# Directions for this task
Without the images, output each record below as it stands.

# Data provided
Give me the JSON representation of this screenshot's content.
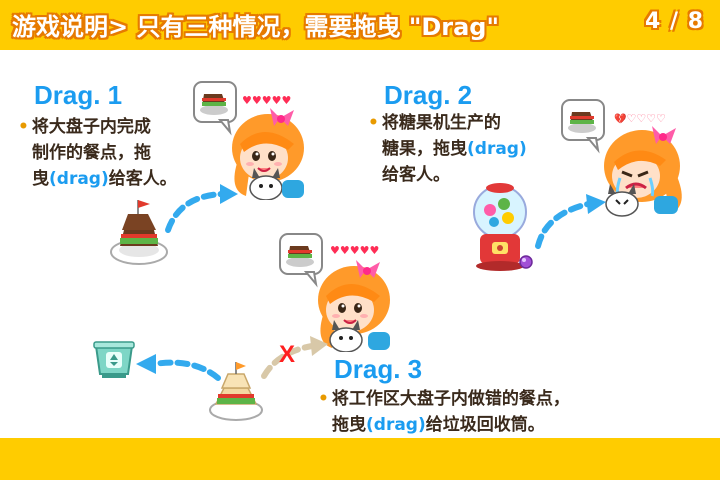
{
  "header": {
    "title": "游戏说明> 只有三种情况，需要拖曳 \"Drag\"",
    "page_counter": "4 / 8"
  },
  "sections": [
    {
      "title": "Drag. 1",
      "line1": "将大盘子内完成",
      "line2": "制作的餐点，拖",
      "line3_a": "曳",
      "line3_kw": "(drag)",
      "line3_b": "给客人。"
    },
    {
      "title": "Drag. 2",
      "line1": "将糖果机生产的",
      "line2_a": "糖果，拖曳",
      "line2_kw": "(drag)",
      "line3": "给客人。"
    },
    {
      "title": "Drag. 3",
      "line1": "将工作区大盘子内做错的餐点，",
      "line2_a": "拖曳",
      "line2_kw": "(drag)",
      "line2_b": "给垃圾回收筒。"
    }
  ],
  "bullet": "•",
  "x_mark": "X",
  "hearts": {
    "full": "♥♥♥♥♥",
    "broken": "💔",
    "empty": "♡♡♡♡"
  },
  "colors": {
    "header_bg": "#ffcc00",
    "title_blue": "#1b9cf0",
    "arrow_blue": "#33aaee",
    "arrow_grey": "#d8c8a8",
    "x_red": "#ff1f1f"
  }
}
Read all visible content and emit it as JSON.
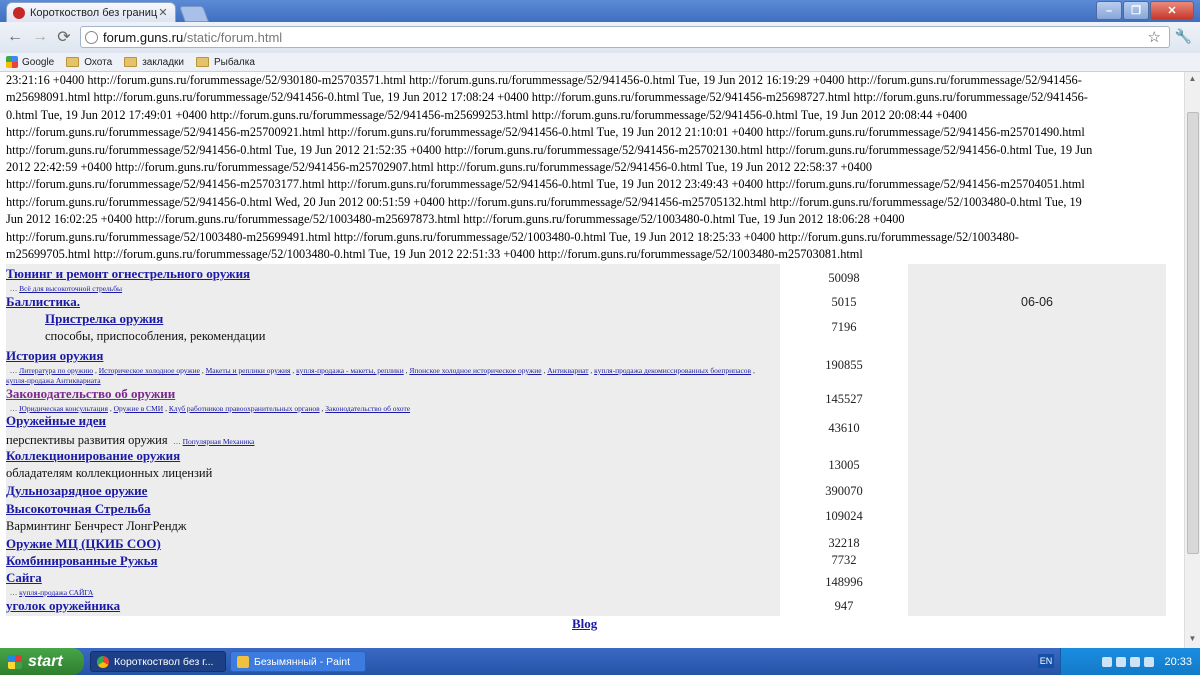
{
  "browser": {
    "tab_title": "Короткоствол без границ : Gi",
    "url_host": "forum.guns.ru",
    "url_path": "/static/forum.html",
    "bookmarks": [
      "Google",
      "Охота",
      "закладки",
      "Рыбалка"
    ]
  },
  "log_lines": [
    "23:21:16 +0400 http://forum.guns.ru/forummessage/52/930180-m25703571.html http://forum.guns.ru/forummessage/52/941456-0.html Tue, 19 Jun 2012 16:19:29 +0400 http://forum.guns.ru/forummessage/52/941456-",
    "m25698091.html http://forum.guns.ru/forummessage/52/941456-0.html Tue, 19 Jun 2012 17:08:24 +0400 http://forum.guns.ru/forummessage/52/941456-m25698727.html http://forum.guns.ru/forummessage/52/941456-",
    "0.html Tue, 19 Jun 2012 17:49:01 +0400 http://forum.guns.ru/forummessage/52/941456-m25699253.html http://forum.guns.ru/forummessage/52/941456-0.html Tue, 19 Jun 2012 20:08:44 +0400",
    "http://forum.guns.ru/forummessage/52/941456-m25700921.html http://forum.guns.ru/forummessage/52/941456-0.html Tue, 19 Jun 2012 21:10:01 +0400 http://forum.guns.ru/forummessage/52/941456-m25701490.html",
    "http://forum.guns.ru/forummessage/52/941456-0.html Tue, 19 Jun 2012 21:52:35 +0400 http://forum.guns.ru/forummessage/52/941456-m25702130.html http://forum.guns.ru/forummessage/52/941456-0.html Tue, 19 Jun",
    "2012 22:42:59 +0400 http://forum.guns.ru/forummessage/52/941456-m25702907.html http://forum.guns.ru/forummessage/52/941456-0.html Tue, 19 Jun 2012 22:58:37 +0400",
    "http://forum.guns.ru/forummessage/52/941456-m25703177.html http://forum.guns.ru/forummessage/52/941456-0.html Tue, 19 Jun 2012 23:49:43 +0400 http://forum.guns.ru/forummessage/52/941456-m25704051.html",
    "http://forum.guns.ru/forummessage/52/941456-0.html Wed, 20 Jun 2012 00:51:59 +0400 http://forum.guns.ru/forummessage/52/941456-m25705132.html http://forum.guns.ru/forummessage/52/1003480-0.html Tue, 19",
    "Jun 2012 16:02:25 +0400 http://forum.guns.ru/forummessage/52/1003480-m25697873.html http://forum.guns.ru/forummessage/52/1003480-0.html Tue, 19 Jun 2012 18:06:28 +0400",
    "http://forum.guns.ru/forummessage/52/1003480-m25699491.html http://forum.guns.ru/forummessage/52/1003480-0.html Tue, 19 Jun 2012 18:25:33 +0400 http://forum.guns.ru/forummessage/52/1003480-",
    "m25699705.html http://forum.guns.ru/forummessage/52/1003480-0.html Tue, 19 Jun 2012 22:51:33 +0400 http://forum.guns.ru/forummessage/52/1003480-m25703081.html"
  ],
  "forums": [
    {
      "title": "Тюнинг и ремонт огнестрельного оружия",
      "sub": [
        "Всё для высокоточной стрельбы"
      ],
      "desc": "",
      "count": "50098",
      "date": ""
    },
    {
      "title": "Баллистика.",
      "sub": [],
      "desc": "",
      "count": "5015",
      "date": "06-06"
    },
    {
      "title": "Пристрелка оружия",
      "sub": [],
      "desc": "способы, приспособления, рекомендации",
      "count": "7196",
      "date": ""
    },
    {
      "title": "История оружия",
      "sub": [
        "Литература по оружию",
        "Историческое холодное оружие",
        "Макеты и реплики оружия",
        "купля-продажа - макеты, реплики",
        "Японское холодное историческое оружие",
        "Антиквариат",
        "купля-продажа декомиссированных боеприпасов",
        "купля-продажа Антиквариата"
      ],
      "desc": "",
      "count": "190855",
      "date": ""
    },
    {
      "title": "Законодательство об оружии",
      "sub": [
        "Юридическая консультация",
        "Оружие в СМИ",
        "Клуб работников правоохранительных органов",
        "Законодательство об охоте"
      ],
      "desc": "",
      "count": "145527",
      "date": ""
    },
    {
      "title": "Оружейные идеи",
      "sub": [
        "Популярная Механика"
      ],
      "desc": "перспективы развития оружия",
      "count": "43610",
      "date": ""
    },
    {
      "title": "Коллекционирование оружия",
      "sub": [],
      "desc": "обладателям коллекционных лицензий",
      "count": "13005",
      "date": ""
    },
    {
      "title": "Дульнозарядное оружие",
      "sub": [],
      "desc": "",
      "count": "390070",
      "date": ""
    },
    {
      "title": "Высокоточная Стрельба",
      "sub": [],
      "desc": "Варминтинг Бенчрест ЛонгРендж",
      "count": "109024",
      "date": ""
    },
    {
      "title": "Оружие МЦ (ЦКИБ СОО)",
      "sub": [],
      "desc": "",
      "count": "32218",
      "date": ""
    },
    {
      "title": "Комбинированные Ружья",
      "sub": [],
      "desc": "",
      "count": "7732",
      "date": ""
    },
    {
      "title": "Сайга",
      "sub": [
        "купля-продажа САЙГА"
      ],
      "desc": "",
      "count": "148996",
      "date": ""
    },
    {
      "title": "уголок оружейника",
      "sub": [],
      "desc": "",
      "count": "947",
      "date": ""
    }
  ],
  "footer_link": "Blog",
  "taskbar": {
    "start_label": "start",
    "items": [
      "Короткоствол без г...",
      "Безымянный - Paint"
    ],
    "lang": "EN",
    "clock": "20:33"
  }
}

# Expected output
Give me the JSON representation of this screenshot's content.
{
  "header": {
    "title": "游戏说明> 只有三种情况，需要拖曳 \"Drag\"",
    "page_counter": "4 / 8"
  },
  "sections": [
    {
      "title": "Drag. 1",
      "line1": "将大盘子内完成",
      "line2": "制作的餐点，拖",
      "line3_a": "曳",
      "line3_kw": "(drag)",
      "line3_b": "给客人。"
    },
    {
      "title": "Drag. 2",
      "line1": "将糖果机生产的",
      "line2_a": "糖果，拖曳",
      "line2_kw": "(drag)",
      "line3": "给客人。"
    },
    {
      "title": "Drag. 3",
      "line1": "将工作区大盘子内做错的餐点，",
      "line2_a": "拖曳",
      "line2_kw": "(drag)",
      "line2_b": "给垃圾回收筒。"
    }
  ],
  "bullet": "•",
  "x_mark": "X",
  "hearts": {
    "full": "♥♥♥♥♥",
    "broken": "💔",
    "empty": "♡♡♡♡"
  },
  "colors": {
    "header_bg": "#ffcc00",
    "title_blue": "#1b9cf0",
    "arrow_blue": "#33aaee",
    "arrow_grey": "#d8c8a8",
    "x_red": "#ff1f1f"
  }
}
Read all visible content and emit it as JSON.
{
  "browser": {
    "tab_title": "Короткоствол без границ : Gi",
    "url_host": "forum.guns.ru",
    "url_path": "/static/forum.html",
    "bookmarks": [
      "Google",
      "Охота",
      "закладки",
      "Рыбалка"
    ]
  },
  "log_lines": [
    "23:21:16 +0400 http://forum.guns.ru/forummessage/52/930180-m25703571.html http://forum.guns.ru/forummessage/52/941456-0.html Tue, 19 Jun 2012 16:19:29 +0400 http://forum.guns.ru/forummessage/52/941456-",
    "m25698091.html http://forum.guns.ru/forummessage/52/941456-0.html Tue, 19 Jun 2012 17:08:24 +0400 http://forum.guns.ru/forummessage/52/941456-m25698727.html http://forum.guns.ru/forummessage/52/941456-",
    "0.html Tue, 19 Jun 2012 17:49:01 +0400 http://forum.guns.ru/forummessage/52/941456-m25699253.html http://forum.guns.ru/forummessage/52/941456-0.html Tue, 19 Jun 2012 20:08:44 +0400",
    "http://forum.guns.ru/forummessage/52/941456-m25700921.html http://forum.guns.ru/forummessage/52/941456-0.html Tue, 19 Jun 2012 21:10:01 +0400 http://forum.guns.ru/forummessage/52/941456-m25701490.html",
    "http://forum.guns.ru/forummessage/52/941456-0.html Tue, 19 Jun 2012 21:52:35 +0400 http://forum.guns.ru/forummessage/52/941456-m25702130.html http://forum.guns.ru/forummessage/52/941456-0.html Tue, 19 Jun",
    "2012 22:42:59 +0400 http://forum.guns.ru/forummessage/52/941456-m25702907.html http://forum.guns.ru/forummessage/52/941456-0.html Tue, 19 Jun 2012 22:58:37 +0400",
    "http://forum.guns.ru/forummessage/52/941456-m25703177.html http://forum.guns.ru/forummessage/52/941456-0.html Tue, 19 Jun 2012 23:49:43 +0400 http://forum.guns.ru/forummessage/52/941456-m25704051.html",
    "http://forum.guns.ru/forummessage/52/941456-0.html Wed, 20 Jun 2012 00:51:59 +0400 http://forum.guns.ru/forummessage/52/941456-m25705132.html http://forum.guns.ru/forummessage/52/1003480-0.html Tue, 19",
    "Jun 2012 16:02:25 +0400 http://forum.guns.ru/forummessage/52/1003480-m25697873.html http://forum.guns.ru/forummessage/52/1003480-0.html Tue, 19 Jun 2012 18:06:28 +0400",
    "http://forum.guns.ru/forummessage/52/1003480-m25699491.html http://forum.guns.ru/forummessage/52/1003480-0.html Tue, 19 Jun 2012 18:25:33 +0400 http://forum.guns.ru/forummessage/52/1003480-",
    "m25699705.html http://forum.guns.ru/forummessage/52/1003480-0.html Tue, 19 Jun 2012 22:51:33 +0400 http://forum.guns.ru/forummessage/52/1003480-m25703081.html"
  ],
  "forums": [
    {
      "title": "Тюнинг и ремонт огнестрельного оружия",
      "sub": [
        "Всё для высокоточной стрельбы"
      ],
      "desc": "",
      "count": "50098",
      "date": ""
    },
    {
      "title": "Баллистика.",
      "sub": [],
      "desc": "",
      "count": "5015",
      "date": "06-06"
    },
    {
      "title": "Пристрелка оружия",
      "sub": [],
      "desc": "способы, приспособления, рекомендации",
      "count": "7196",
      "date": ""
    },
    {
      "title": "История оружия",
      "sub": [
        "Литература по оружию",
        "Историческое холодное оружие",
        "Макеты и реплики оружия",
        "купля-продажа - макеты, реплики",
        "Японское холодное историческое оружие",
        "Антиквариат",
        "купля-продажа декомиссированных боеприпасов",
        "купля-продажа Антиквариата"
      ],
      "desc": "",
      "count": "190855",
      "date": ""
    },
    {
      "title": "Законодательство об оружии",
      "sub": [
        "Юридическая консультация",
        "Оружие в СМИ",
        "Клуб работников правоохранительных органов",
        "Законодательство об охоте"
      ],
      "desc": "",
      "count": "145527",
      "date": ""
    },
    {
      "title": "Оружейные идеи",
      "sub": [
        "Популярная Механика"
      ],
      "desc": "перспективы развития оружия",
      "count": "43610",
      "date": ""
    },
    {
      "title": "Коллекционирование оружия",
      "sub": [],
      "desc": "обладателям коллекционных лицензий",
      "count": "13005",
      "date": ""
    },
    {
      "title": "Дульнозарядное оружие",
      "sub": [],
      "desc": "",
      "count": "390070",
      "date": ""
    },
    {
      "title": "Высокоточная Стрельба",
      "sub": [],
      "desc": "Варминтинг Бенчрест ЛонгРендж",
      "count": "109024",
      "date": ""
    },
    {
      "title": "Оружие МЦ (ЦКИБ СОО)",
      "sub": [],
      "desc": "",
      "count": "32218",
      "date": ""
    },
    {
      "title": "Комбинированные Ружья",
      "sub": [],
      "desc": "",
      "count": "7732",
      "date": ""
    },
    {
      "title": "Сайга",
      "sub": [
        "купля-продажа САЙГА"
      ],
      "desc": "",
      "count": "148996",
      "date": ""
    },
    {
      "title": "уголок оружейника",
      "sub": [],
      "desc": "",
      "count": "947",
      "date": ""
    }
  ],
  "footer_link": "Blog",
  "taskbar": {
    "start_label": "start",
    "items": [
      "Короткоствол без г...",
      "Безымянный - Paint"
    ],
    "lang": "EN",
    "clock": "20:33"
  }
}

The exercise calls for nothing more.